• _EXERCISE_
Pick out the lines containing "others".

• _DATA ENTRIES_
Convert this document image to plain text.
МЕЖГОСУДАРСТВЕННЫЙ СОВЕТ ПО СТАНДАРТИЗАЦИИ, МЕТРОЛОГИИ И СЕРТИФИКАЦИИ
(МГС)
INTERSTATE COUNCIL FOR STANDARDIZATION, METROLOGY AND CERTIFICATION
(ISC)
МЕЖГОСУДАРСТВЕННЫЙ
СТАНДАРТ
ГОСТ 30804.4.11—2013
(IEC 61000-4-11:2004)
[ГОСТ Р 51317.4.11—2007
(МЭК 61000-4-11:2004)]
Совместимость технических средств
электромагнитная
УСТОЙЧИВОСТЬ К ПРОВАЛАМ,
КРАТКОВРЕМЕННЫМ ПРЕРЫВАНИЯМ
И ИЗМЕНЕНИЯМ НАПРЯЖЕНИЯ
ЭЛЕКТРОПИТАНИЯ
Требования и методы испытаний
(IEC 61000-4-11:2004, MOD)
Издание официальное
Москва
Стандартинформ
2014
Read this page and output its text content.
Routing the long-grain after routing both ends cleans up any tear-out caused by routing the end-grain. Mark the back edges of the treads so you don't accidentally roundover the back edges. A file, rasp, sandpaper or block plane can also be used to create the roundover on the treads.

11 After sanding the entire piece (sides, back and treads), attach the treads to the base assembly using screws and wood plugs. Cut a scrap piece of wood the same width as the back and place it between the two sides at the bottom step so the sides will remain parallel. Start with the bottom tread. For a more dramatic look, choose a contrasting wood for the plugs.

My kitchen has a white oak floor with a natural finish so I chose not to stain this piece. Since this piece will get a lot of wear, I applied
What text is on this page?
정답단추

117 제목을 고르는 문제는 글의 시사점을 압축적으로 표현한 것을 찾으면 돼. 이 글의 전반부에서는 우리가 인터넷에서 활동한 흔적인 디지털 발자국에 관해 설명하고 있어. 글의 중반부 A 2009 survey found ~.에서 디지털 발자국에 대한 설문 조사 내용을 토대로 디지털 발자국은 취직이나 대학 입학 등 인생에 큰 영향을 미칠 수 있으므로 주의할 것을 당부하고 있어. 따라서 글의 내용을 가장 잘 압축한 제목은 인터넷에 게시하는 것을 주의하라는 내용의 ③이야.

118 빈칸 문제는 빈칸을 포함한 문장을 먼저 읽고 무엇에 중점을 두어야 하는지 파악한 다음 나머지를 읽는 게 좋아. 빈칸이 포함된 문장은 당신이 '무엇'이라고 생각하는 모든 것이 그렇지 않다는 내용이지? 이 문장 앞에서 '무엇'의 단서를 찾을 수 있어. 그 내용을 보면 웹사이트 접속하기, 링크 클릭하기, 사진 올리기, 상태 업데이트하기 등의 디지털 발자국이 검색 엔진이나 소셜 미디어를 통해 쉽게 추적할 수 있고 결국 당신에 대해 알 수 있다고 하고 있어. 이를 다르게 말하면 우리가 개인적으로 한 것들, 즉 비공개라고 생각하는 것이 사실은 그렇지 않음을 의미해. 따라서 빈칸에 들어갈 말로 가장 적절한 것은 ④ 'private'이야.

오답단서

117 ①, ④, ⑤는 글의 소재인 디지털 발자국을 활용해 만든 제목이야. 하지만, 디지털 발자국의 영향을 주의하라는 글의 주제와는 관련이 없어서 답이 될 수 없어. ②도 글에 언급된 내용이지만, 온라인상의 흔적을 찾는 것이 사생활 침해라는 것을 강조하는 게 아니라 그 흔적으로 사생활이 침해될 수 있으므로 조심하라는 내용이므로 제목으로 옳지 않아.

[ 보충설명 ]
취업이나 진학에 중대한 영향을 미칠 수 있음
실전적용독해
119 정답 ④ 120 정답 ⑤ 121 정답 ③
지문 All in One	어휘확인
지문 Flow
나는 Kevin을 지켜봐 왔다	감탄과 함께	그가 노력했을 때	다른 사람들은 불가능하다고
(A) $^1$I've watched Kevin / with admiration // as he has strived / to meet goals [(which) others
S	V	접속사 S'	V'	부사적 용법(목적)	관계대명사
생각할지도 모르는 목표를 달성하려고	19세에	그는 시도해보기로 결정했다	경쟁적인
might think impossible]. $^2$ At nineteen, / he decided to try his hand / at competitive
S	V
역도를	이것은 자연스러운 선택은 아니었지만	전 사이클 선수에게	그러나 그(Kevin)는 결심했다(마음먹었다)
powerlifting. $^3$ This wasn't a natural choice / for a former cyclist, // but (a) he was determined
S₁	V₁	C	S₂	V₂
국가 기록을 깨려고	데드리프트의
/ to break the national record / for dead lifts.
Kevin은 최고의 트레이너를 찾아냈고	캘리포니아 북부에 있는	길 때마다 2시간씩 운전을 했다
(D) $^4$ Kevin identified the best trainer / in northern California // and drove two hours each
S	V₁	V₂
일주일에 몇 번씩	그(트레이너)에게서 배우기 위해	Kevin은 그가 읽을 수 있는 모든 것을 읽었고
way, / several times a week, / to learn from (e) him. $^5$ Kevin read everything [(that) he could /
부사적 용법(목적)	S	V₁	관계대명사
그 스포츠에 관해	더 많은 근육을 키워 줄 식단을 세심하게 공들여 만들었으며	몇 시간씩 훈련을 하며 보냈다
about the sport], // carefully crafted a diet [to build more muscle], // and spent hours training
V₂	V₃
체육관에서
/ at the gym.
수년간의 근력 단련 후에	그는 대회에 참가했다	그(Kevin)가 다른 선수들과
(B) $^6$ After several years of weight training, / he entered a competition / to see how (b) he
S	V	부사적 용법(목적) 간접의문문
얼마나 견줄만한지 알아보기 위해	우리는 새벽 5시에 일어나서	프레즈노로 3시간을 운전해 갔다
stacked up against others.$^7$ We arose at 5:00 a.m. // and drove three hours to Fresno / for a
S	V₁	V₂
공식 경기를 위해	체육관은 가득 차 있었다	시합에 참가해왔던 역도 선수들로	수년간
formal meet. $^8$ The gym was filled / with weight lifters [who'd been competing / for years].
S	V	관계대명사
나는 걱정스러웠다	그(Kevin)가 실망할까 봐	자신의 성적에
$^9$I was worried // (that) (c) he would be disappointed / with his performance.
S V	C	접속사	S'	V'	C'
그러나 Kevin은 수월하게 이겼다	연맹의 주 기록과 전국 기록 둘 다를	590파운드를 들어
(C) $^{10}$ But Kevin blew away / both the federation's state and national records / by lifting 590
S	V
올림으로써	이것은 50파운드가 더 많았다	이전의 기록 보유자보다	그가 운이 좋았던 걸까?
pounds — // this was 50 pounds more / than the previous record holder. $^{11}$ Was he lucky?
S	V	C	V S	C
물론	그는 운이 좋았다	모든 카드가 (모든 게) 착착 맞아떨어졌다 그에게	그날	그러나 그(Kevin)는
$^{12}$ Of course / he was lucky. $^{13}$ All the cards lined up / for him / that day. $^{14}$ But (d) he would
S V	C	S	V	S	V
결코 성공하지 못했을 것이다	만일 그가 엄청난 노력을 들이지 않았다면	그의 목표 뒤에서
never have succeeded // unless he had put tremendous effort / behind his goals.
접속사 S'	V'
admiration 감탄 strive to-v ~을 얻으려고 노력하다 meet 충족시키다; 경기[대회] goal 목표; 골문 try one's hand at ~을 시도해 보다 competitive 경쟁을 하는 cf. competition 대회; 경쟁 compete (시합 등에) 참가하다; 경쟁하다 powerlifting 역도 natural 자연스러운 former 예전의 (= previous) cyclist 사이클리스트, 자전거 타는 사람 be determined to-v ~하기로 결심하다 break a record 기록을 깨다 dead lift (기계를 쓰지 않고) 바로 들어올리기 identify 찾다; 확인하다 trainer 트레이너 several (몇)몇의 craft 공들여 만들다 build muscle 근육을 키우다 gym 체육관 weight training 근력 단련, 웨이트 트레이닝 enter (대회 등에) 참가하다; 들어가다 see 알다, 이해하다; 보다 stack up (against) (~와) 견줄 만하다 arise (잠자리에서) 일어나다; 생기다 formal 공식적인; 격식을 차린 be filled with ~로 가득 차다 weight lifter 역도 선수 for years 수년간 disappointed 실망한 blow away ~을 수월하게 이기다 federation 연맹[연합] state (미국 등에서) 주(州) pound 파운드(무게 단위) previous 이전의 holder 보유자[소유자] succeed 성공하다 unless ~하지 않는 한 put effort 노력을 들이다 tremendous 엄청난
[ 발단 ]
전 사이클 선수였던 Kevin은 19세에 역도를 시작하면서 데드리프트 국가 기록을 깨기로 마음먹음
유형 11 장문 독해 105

• _WRITTEN ANSWER_
(A) $^1$I've watched Kevin / with admiration // as he has strived / to meet goals [(which) others
stacked up against others.$^7$ We arose at 5:00 a.m. // and drove three hours to Fresno / for a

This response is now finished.